WHAT IS EXPECTED — Only the lines holding the string "dispositivo" are needed. Copy each one.

GIVEN DATA —
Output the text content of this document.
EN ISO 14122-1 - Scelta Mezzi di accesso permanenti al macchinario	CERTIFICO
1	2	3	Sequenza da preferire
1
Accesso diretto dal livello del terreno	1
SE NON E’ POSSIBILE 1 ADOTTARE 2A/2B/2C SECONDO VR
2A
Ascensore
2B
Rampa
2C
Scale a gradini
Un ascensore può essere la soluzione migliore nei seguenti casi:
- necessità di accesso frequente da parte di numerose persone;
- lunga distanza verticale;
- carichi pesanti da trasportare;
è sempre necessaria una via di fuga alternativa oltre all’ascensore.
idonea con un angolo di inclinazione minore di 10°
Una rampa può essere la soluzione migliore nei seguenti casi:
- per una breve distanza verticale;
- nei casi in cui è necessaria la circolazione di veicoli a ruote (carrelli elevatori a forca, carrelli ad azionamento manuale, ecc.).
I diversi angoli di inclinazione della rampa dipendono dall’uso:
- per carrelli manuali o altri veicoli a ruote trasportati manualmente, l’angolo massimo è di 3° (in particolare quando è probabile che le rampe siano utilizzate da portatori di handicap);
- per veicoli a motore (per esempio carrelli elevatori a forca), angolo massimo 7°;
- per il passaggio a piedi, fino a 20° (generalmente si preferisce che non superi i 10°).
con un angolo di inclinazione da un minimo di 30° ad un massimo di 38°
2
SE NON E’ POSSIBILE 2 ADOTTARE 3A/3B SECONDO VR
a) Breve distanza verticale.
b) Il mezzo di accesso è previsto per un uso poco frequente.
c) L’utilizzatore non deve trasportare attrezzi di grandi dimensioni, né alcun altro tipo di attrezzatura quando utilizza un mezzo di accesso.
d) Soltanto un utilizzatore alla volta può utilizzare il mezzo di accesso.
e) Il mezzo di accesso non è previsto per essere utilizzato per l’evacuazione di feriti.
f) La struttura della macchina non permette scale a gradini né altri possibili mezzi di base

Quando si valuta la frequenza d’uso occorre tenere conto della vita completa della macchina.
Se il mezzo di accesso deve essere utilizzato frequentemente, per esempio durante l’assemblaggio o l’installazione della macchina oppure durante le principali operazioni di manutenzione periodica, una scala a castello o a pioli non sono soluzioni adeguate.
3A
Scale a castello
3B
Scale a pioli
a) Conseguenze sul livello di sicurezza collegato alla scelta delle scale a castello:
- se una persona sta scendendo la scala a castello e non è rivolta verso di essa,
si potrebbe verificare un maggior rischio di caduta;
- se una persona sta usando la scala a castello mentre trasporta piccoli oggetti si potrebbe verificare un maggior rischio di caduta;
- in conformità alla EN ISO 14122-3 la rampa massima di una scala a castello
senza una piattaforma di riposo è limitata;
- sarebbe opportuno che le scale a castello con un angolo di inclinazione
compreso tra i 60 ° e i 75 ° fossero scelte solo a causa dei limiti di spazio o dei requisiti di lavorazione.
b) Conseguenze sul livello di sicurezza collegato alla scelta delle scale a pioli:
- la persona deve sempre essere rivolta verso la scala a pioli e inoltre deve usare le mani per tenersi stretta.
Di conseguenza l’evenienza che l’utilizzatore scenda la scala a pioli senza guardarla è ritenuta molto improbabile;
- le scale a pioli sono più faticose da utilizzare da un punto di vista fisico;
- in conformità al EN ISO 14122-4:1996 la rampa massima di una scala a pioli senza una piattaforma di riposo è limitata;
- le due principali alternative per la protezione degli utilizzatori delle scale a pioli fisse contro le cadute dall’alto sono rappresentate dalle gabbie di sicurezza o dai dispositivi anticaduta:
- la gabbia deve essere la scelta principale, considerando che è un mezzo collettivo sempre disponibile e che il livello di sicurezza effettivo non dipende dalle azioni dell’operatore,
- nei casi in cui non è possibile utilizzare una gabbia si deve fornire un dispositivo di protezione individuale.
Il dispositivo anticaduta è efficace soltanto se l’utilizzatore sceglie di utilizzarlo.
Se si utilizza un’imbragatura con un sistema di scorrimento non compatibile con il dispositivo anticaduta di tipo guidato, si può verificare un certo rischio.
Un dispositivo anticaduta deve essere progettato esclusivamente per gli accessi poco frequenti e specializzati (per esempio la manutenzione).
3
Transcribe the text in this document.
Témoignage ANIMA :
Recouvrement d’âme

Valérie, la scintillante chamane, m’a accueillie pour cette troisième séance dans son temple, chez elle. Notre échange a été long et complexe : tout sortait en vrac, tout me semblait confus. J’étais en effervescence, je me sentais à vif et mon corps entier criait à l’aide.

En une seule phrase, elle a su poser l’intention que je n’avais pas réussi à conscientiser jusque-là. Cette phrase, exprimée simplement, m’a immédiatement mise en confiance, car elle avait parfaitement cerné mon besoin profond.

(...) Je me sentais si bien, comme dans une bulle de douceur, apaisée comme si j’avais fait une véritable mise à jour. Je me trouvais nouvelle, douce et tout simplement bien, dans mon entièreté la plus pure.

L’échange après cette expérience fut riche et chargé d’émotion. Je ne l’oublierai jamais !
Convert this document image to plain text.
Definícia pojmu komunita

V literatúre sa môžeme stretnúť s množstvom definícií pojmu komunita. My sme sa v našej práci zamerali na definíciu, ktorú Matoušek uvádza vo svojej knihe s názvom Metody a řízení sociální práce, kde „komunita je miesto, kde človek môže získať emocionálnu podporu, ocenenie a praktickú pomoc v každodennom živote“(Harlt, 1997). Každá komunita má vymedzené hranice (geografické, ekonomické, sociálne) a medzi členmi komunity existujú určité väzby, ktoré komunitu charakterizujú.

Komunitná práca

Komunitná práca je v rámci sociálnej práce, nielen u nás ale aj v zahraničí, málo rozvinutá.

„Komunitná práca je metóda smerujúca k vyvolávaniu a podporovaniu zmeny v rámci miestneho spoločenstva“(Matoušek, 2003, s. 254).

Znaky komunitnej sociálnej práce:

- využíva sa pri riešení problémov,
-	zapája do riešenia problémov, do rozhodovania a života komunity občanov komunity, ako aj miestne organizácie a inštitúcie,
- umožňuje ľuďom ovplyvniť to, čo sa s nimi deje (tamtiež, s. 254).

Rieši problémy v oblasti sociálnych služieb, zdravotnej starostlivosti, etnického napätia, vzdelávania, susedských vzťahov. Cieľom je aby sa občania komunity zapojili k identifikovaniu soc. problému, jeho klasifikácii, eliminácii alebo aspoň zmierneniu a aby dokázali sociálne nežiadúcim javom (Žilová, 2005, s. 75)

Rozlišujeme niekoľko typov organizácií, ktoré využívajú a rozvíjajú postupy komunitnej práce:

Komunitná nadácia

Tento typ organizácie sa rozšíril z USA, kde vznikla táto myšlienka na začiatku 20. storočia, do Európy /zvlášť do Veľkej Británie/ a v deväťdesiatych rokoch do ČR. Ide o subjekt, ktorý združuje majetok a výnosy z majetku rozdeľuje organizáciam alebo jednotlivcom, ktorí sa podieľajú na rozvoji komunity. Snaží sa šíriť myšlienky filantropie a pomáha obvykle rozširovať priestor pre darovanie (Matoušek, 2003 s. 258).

IN RESPONSE —
- nei casi in cui non è possibile utilizzare una gabbia si deve fornire un dispositivo di protezione individuale.
Il dispositivo anticaduta è efficace soltanto se l’utilizzatore sceglie di utilizzarlo.
Se si utilizza un’imbragatura con un sistema di scorrimento non compatibile con il dispositivo anticaduta di tipo guidato, si può verificare un certo rischio.
Un dispositivo anticaduta deve essere progettato esclusivamente per gli accessi poco frequenti e specializzati (per esempio la manutenzione).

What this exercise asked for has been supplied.